Problem »
Reproduce all the lines exactly as they stand, apart from the pictures.

Records to use »
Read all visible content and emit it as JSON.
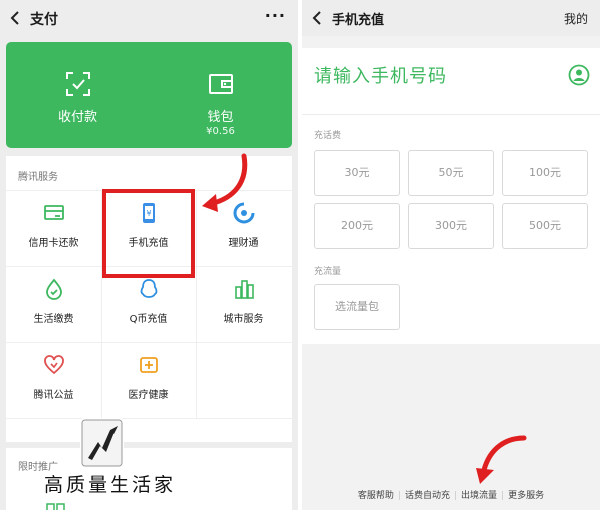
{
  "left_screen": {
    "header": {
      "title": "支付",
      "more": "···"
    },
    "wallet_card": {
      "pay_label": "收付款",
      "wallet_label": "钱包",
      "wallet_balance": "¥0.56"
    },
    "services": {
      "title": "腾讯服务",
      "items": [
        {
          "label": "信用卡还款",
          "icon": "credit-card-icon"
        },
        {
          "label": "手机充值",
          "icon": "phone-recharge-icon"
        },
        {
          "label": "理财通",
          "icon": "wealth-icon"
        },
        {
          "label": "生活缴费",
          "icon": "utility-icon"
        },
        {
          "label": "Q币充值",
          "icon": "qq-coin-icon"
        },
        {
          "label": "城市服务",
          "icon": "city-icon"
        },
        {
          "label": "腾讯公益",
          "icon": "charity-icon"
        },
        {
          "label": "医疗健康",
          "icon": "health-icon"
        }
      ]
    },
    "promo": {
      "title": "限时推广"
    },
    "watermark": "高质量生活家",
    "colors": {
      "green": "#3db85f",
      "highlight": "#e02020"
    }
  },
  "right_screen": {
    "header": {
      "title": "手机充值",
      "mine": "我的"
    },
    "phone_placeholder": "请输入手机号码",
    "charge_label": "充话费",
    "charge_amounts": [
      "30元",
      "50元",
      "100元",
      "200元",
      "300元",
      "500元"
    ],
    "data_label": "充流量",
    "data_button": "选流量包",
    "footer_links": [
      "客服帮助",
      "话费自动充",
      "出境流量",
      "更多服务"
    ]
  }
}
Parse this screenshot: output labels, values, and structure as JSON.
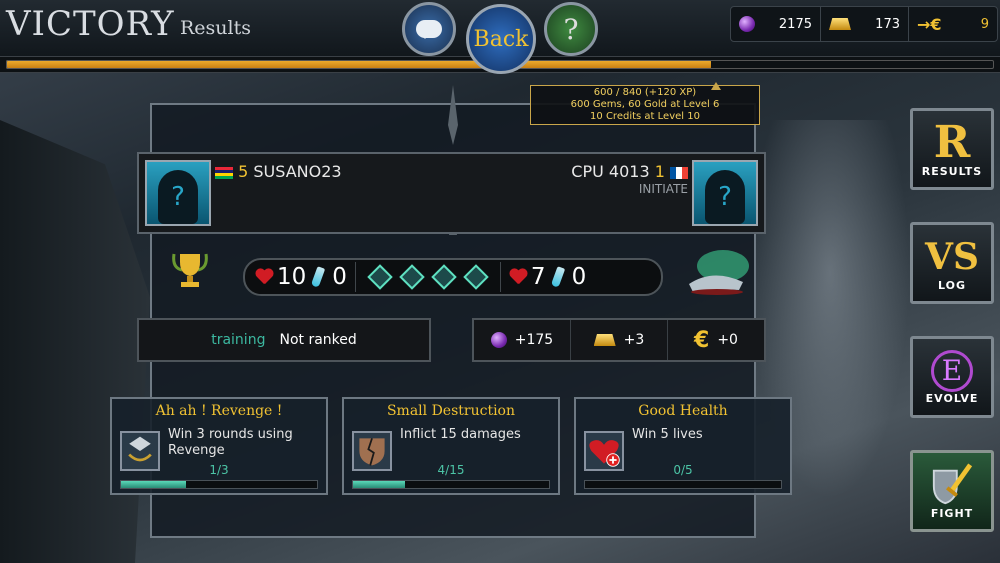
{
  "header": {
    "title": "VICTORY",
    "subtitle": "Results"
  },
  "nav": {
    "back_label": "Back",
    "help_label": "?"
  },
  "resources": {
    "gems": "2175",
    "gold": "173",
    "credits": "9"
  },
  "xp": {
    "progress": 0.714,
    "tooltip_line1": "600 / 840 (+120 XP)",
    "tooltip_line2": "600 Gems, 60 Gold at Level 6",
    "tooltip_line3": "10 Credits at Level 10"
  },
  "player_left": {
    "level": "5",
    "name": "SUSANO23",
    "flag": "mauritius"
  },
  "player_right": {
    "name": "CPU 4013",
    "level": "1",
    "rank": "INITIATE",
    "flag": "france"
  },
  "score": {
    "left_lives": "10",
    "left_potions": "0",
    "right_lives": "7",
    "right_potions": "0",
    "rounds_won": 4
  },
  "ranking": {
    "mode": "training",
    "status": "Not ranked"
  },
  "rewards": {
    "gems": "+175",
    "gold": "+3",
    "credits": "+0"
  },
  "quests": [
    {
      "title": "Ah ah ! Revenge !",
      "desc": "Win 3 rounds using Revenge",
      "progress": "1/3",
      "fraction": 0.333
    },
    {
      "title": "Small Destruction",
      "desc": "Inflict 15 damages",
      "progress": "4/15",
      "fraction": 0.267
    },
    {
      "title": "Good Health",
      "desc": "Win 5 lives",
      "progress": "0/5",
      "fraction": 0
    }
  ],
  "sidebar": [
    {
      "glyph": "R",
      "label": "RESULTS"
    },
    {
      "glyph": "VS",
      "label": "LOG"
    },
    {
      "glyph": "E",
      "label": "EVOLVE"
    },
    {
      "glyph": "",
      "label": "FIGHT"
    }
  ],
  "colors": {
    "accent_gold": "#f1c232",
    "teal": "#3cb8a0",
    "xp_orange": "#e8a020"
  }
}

Response »
Read all visible content and emit it as JSON.
{
  "left_screen": {
    "header": {
      "title": "支付",
      "more": "···"
    },
    "wallet_card": {
      "pay_label": "收付款",
      "wallet_label": "钱包",
      "wallet_balance": "¥0.56"
    },
    "services": {
      "title": "腾讯服务",
      "items": [
        {
          "label": "信用卡还款",
          "icon": "credit-card-icon"
        },
        {
          "label": "手机充值",
          "icon": "phone-recharge-icon"
        },
        {
          "label": "理财通",
          "icon": "wealth-icon"
        },
        {
          "label": "生活缴费",
          "icon": "utility-icon"
        },
        {
          "label": "Q币充值",
          "icon": "qq-coin-icon"
        },
        {
          "label": "城市服务",
          "icon": "city-icon"
        },
        {
          "label": "腾讯公益",
          "icon": "charity-icon"
        },
        {
          "label": "医疗健康",
          "icon": "health-icon"
        }
      ]
    },
    "promo": {
      "title": "限时推广"
    },
    "watermark": "高质量生活家",
    "colors": {
      "green": "#3db85f",
      "highlight": "#e02020"
    }
  },
  "right_screen": {
    "header": {
      "title": "手机充值",
      "mine": "我的"
    },
    "phone_placeholder": "请输入手机号码",
    "charge_label": "充话费",
    "charge_amounts": [
      "30元",
      "50元",
      "100元",
      "200元",
      "300元",
      "500元"
    ],
    "data_label": "充流量",
    "data_button": "选流量包",
    "footer_links": [
      "客服帮助",
      "话费自动充",
      "出境流量",
      "更多服务"
    ]
  }
}
Parse this screenshot: output labels, values, and structure as JSON.
{
  "header": {
    "title": "VICTORY",
    "subtitle": "Results"
  },
  "nav": {
    "back_label": "Back",
    "help_label": "?"
  },
  "resources": {
    "gems": "2175",
    "gold": "173",
    "credits": "9"
  },
  "xp": {
    "progress": 0.714,
    "tooltip_line1": "600 / 840 (+120 XP)",
    "tooltip_line2": "600 Gems, 60 Gold at Level 6",
    "tooltip_line3": "10 Credits at Level 10"
  },
  "player_left": {
    "level": "5",
    "name": "SUSANO23",
    "flag": "mauritius"
  },
  "player_right": {
    "name": "CPU 4013",
    "level": "1",
    "rank": "INITIATE",
    "flag": "france"
  },
  "score": {
    "left_lives": "10",
    "left_potions": "0",
    "right_lives": "7",
    "right_potions": "0",
    "rounds_won": 4
  },
  "ranking": {
    "mode": "training",
    "status": "Not ranked"
  },
  "rewards": {
    "gems": "+175",
    "gold": "+3",
    "credits": "+0"
  },
  "quests": [
    {
      "title": "Ah ah ! Revenge !",
      "desc": "Win 3 rounds using Revenge",
      "progress": "1/3",
      "fraction": 0.333
    },
    {
      "title": "Small Destruction",
      "desc": "Inflict 15 damages",
      "progress": "4/15",
      "fraction": 0.267
    },
    {
      "title": "Good Health",
      "desc": "Win 5 lives",
      "progress": "0/5",
      "fraction": 0
    }
  ],
  "sidebar": [
    {
      "glyph": "R",
      "label": "RESULTS"
    },
    {
      "glyph": "VS",
      "label": "LOG"
    },
    {
      "glyph": "E",
      "label": "EVOLVE"
    },
    {
      "glyph": "",
      "label": "FIGHT"
    }
  ],
  "colors": {
    "accent_gold": "#f1c232",
    "teal": "#3cb8a0",
    "xp_orange": "#e8a020"
  }
}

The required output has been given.